→ TASK:
Reproduce the lines of the data from the line with "pause-icon[interactable] [809,1053,814,1069]" to the line with "chevron-up-icon[interactable]: ⌃ [1531,1049,1541,1063]", both included, without changing anything in them.
-- Start of RECORDS SUPPLIED --
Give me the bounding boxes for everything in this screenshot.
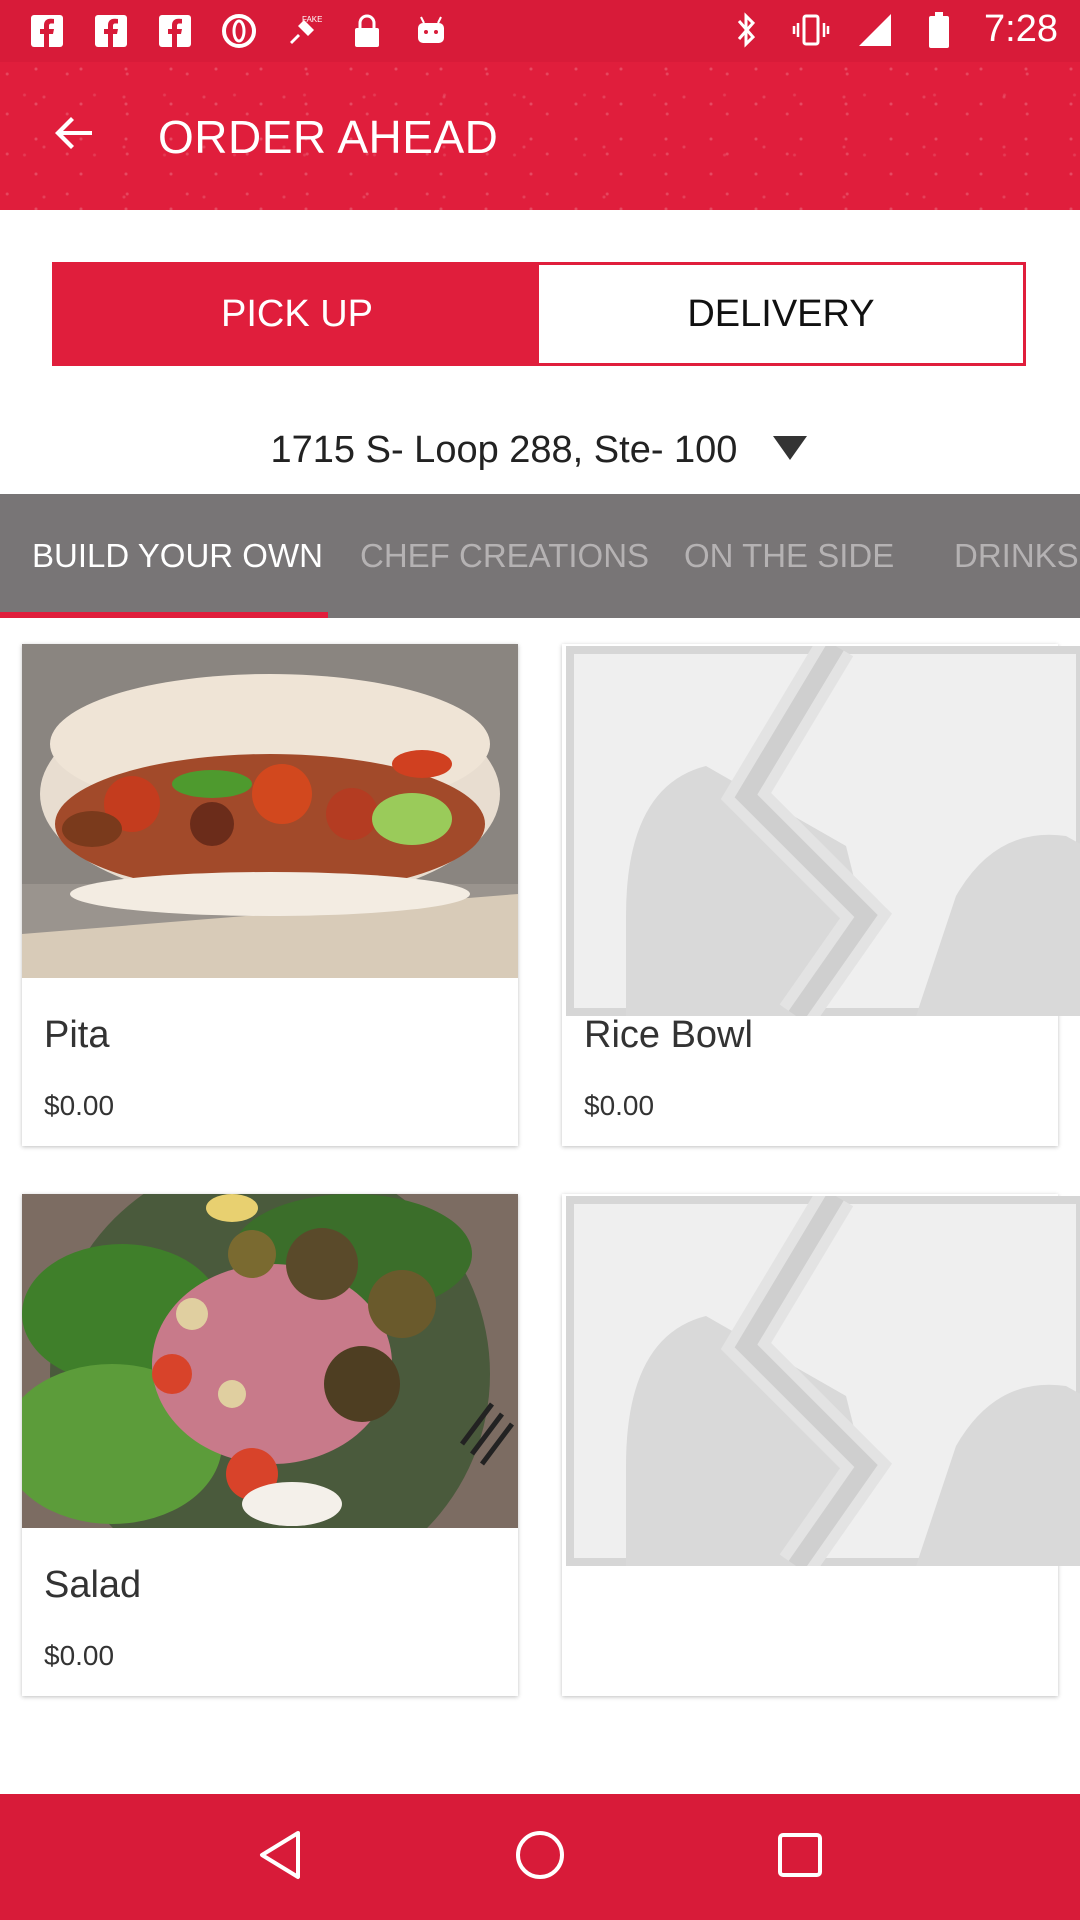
triangle-down-icon	[771, 429, 809, 472]
app-bar: ORDER AHEAD	[0, 62, 1080, 210]
back-triangle-icon	[256, 1829, 304, 1886]
home-circle-icon	[514, 1829, 566, 1886]
salad-photo	[22, 1194, 518, 1528]
svg-text:FAKE: FAKE	[302, 15, 322, 24]
clock: 7:28	[984, 8, 1058, 50]
status-icons-left: FAKE	[28, 12, 450, 50]
opera-icon	[220, 12, 258, 50]
arrow-left-icon	[52, 112, 96, 161]
item-price: $0.00	[584, 1090, 655, 1121]
menu-item-card[interactable]: Rice Bowl $0.00	[562, 644, 1080, 1146]
page-title: ORDER AHEAD	[158, 111, 499, 163]
tab-delivery[interactable]: DELIVERY	[539, 265, 1023, 363]
location-address: 1715 S- Loop 288, Ste- 100	[270, 428, 738, 471]
location-selector[interactable]: 1715 S- Loop 288, Ste- 100	[0, 420, 1080, 480]
item-price: $0.00	[44, 1090, 115, 1121]
facebook-icon	[92, 12, 130, 50]
menu-item-card[interactable]: Pita $0.00	[22, 644, 518, 1146]
facebook-icon	[28, 12, 66, 50]
tab-drinks[interactable]: DRINKS	[922, 494, 1080, 618]
lock-icon	[348, 12, 386, 50]
item-name: Pita	[44, 1014, 110, 1056]
category-tabs: BUILD YOUR OWN CHEF CREATIONS ON THE SID…	[0, 494, 1080, 618]
nav-back-button[interactable]	[240, 1817, 320, 1897]
vibrate-icon	[792, 11, 830, 49]
menu-item-card[interactable]: Salad $0.00	[22, 1194, 518, 1696]
tab-pick-up[interactable]: PICK UP	[55, 265, 539, 363]
nav-home-button[interactable]	[500, 1817, 580, 1897]
fake-gps-icon: FAKE	[284, 12, 322, 50]
system-nav-bar	[0, 1794, 1080, 1920]
tab-build-your-own[interactable]: BUILD YOUR OWN	[0, 494, 328, 618]
back-button[interactable]	[44, 106, 104, 166]
placeholder-image-icon	[566, 1196, 1080, 1566]
tab-on-the-side[interactable]: ON THE SIDE	[652, 494, 922, 618]
order-mode-tabs: PICK UP DELIVERY	[52, 262, 1026, 366]
pita-photo	[22, 644, 518, 978]
facebook-icon	[156, 12, 194, 50]
item-price: $0.00	[44, 1640, 115, 1671]
item-name: Rice Bowl	[584, 1014, 753, 1056]
android-icon	[412, 12, 450, 50]
status-bar: FAKE 7:28	[0, 0, 1080, 62]
tab-chef-creations[interactable]: CHEF CREATIONS	[328, 494, 652, 618]
signal-icon	[856, 11, 894, 49]
recents-square-icon	[776, 1831, 824, 1884]
item-name: Salad	[44, 1564, 142, 1606]
battery-icon	[920, 11, 958, 49]
placeholder-image-icon	[566, 646, 1080, 1016]
bluetooth-icon	[728, 11, 766, 49]
status-icons-right: 7:28	[728, 8, 1058, 51]
menu-item-card[interactable]	[562, 1194, 1080, 1696]
nav-recents-button[interactable]	[760, 1817, 840, 1897]
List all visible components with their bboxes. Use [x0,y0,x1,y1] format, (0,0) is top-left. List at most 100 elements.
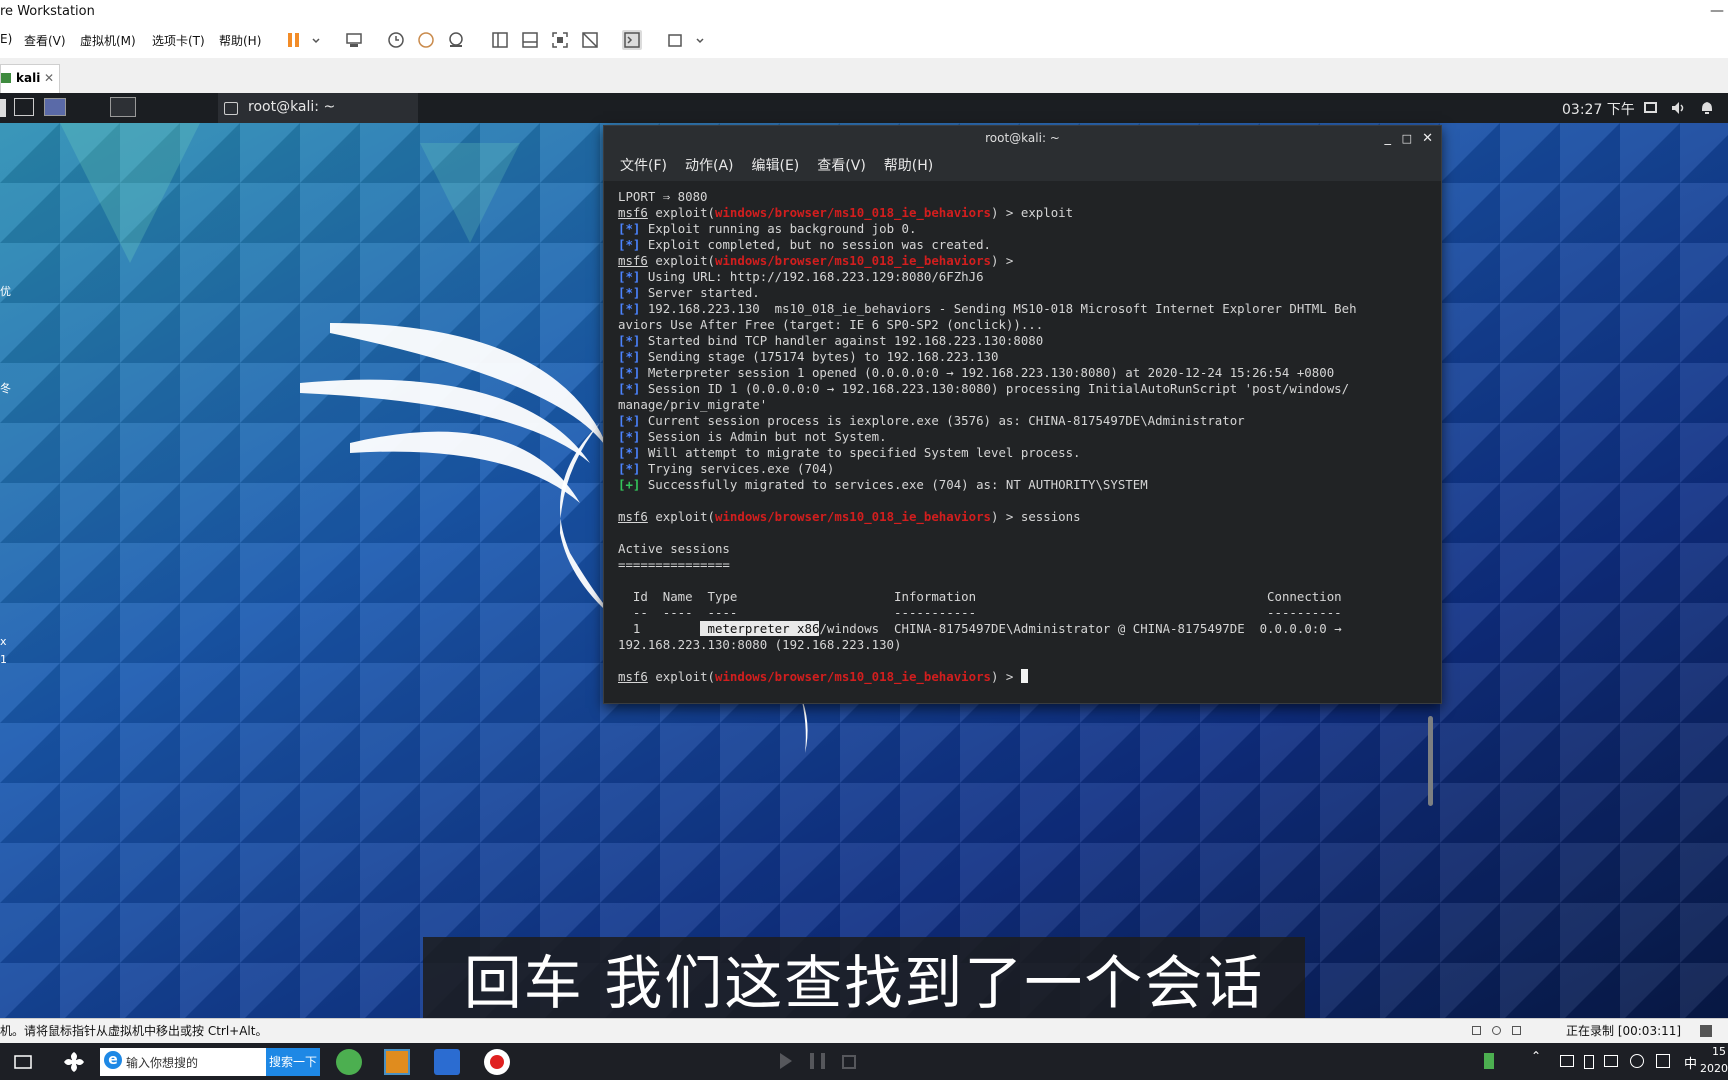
pause-icon[interactable] [809,1053,814,1069]
playback-controls[interactable] [780,1053,930,1071]
menu-file[interactable]: 文件(F) [620,158,667,174]
play-icon[interactable] [780,1053,792,1069]
record-app-icon[interactable] [484,1049,510,1075]
terminal-launcher-icon[interactable] [14,98,34,116]
terminal-menu-bar: 文件(F) 动作(A) 编辑(E) 查看(V) 帮助(H) [604,151,1441,182]
video-subtitle: 回车 我们这查找到了一个会话 [423,937,1305,1029]
minimize-button[interactable]: — [1710,0,1724,23]
clock-time[interactable]: 15 [1712,1045,1726,1058]
desktop-glyph: 冬 [0,382,11,395]
console-view-icon[interactable] [622,30,642,50]
info-tag: [*] [618,333,641,348]
menu-edit[interactable]: 编辑(E) [752,158,800,174]
menu-help[interactable]: 帮助(H) [219,32,261,49]
chevron-down-icon[interactable] [690,30,704,50]
menu-vm[interactable]: 虚拟机(M) [80,32,136,49]
menu-edit[interactable]: E) [0,32,12,46]
menu-actions[interactable]: 动作(A) [685,158,734,174]
terminal-window[interactable]: root@kali: ~ _ □ ✕ 文件(F) 动作(A) 编辑(E) 查看(V) 帮… [603,125,1442,806]
output-line: Successfully migrated to services.exe (7… [640,477,1148,492]
battery-icon[interactable] [1584,1055,1594,1069]
app-tray-icon[interactable] [1484,1053,1494,1069]
vmware-title-bar: re Workstation — [0,0,1728,23]
search-placeholder: 输入你想搜的 [126,1056,199,1070]
col-information: Information [894,589,977,604]
output-line: 192.168.223.130 ms10_018_ie_behaviors - … [640,301,1357,316]
col-underline: ---- [662,605,693,620]
tab-label: kali [16,71,41,85]
send-keys-icon[interactable] [344,30,364,50]
taskbar-terminal-item[interactable]: root@kali: ~ [218,93,418,123]
chevron-up-icon[interactable]: ⌃ [1531,1049,1541,1063]
tab-kali[interactable]: kali ✕ [0,64,60,93]
snapshot-icon[interactable] [386,30,406,50]
chevron-down-icon[interactable] [306,30,320,50]
col-underline: ----------- [894,605,977,620]
session-connection: 0.0.0.0:0 → [1259,621,1342,636]
device-icon[interactable] [1472,1026,1481,1035]
fan-app-icon[interactable] [62,1050,86,1074]
menu-tabs[interactable]: 选项卡(T) [152,32,205,49]
session-type-rest: /windows [819,621,880,636]
session-connection-cont: 192.168.223.130:8080 (192.168.223.130) [618,637,902,652]
terminal-scrollbar[interactable] [1428,716,1433,806]
search-input[interactable]: e 输入你想搜的 [100,1048,266,1076]
task-view-icon[interactable] [14,1054,32,1070]
panel-clock[interactable]: 03:27 下午 [1562,99,1635,119]
stop-icon[interactable] [842,1055,857,1069]
pause-icon[interactable] [820,1053,825,1069]
ime-indicator[interactable]: 中 [1684,1053,1697,1072]
network-icon[interactable] [1604,1055,1618,1067]
app-launcher-icon[interactable] [44,98,66,116]
info-tag: [*] [618,237,641,252]
vmware-app-icon[interactable] [384,1049,410,1075]
search-button[interactable]: 搜索一下 [266,1048,320,1076]
device-icon[interactable] [1492,1026,1501,1035]
notification-bell-icon[interactable] [1699,100,1715,116]
editor-app-icon[interactable] [434,1049,460,1075]
terminal-output[interactable]: LPORT ⇒ 8080 msf6 exploit(windows/browse… [604,181,1441,703]
pause-icon[interactable] [284,30,304,50]
volume-icon[interactable] [1630,1054,1644,1068]
browser-app-icon[interactable] [336,1049,362,1075]
session-type-selected[interactable]: meterpreter x86 [700,621,820,636]
thumbnail-bar-icon[interactable] [520,30,540,50]
stretch-icon[interactable] [666,30,686,50]
task-title: root@kali: ~ [248,99,336,115]
window-title: re Workstation [0,4,95,19]
menu-help[interactable]: 帮助(H) [884,158,933,174]
device-icon[interactable] [1512,1026,1521,1035]
menu-view[interactable]: 查看(V) [817,158,866,174]
sidebar-icon[interactable] [490,30,510,50]
tray-icon[interactable] [1560,1055,1574,1067]
ime-mode-icon[interactable] [1656,1054,1670,1068]
close-icon[interactable]: ✕ [1422,126,1433,151]
fullscreen-icon[interactable] [550,30,570,50]
output-line: Server started. [640,285,760,300]
minimize-icon[interactable]: _ [1385,126,1392,151]
prompt: msf6 [618,205,648,220]
unity-icon[interactable] [580,30,600,50]
terminal-app-icon[interactable] [110,97,136,117]
windows-taskbar: e 输入你想搜的 搜索一下 ⌃ 中 15 2020 [0,1043,1728,1080]
close-icon[interactable]: ✕ [44,65,54,91]
volume-icon[interactable] [1670,100,1686,116]
menu-view[interactable]: 查看(V) [24,32,66,49]
workspace-icon[interactable] [0,99,6,117]
col-name: Name [662,589,693,604]
prompt-exploit: exploit( [655,253,715,268]
clock-date[interactable]: 2020 [1700,1062,1728,1075]
edit-icon[interactable] [1700,1025,1712,1037]
info-tag: [*] [618,269,641,284]
revert-snapshot-icon[interactable] [416,30,436,50]
output-line: Current session process is iexplore.exe … [640,413,1245,428]
output-line: Exploit completed, but no session was cr… [640,237,992,252]
info-tag: [*] [618,221,641,236]
prompt-end: ) > [991,509,1014,524]
maximize-icon[interactable]: □ [1402,126,1412,151]
display-icon[interactable] [1644,102,1657,113]
vm-icon [1,73,11,83]
snapshot-manager-icon[interactable] [446,30,466,50]
vmware-status-bar: 机。请将鼠标指针从虚拟机中移出或按 Ctrl+Alt。 正在录制 [00:03:… [0,1018,1728,1044]
sessions-heading-underline: =============== [618,557,730,572]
-- End of RECORDS SUPPLIED --
→ FINAL ANSWER:
pause-icon[interactable] [809,1053,814,1069]
playback-controls[interactable] [780,1053,930,1071]
menu-file[interactable]: 文件(F) [620,158,667,174]
play-icon[interactable] [780,1053,792,1069]
record-app-icon[interactable] [484,1049,510,1075]
terminal-launcher-icon[interactable] [14,98,34,116]
terminal-menu-bar: 文件(F) 动作(A) 编辑(E) 查看(V) 帮助(H) [604,151,1441,182]
video-subtitle: 回车 我们这查找到了一个会话 [423,937,1305,1029]
minimize-button[interactable]: — [1710,0,1724,23]
clock-time[interactable]: 15 [1712,1045,1726,1058]
desktop-glyph: 冬 [0,382,11,395]
console-view-icon[interactable] [622,30,642,50]
info-tag: [*] [618,333,641,348]
menu-edit[interactable]: 编辑(E) [752,158,800,174]
menu-help[interactable]: 帮助(H) [219,32,261,49]
chevron-down-icon[interactable] [690,30,704,50]
menu-vm[interactable]: 虚拟机(M) [80,32,136,49]
menu-edit[interactable]: E) [0,32,12,46]
menu-actions[interactable]: 动作(A) [685,158,734,174]
terminal-window[interactable]: root@kali: ~ _ □ ✕ 文件(F) 动作(A) 编辑(E) 查看(V) 帮… [603,125,1442,806]
output-line: Successfully migrated to services.exe (7… [640,477,1148,492]
battery-icon[interactable] [1584,1055,1594,1069]
app-tray-icon[interactable] [1484,1053,1494,1069]
vmware-title-bar: re Workstation — [0,0,1728,23]
search-placeholder: 输入你想搜的 [126,1056,199,1070]
col-information: Information [894,589,977,604]
output-line: 192.168.223.130 ms10_018_ie_behaviors - … [640,301,1357,316]
col-underline: ---- [662,605,693,620]
tab-label: kali [16,71,41,85]
send-keys-icon[interactable] [344,30,364,50]
taskbar-terminal-item[interactable]: root@kali: ~ [218,93,418,123]
chevron-up-icon[interactable]: ⌃ [1531,1049,1541,1063]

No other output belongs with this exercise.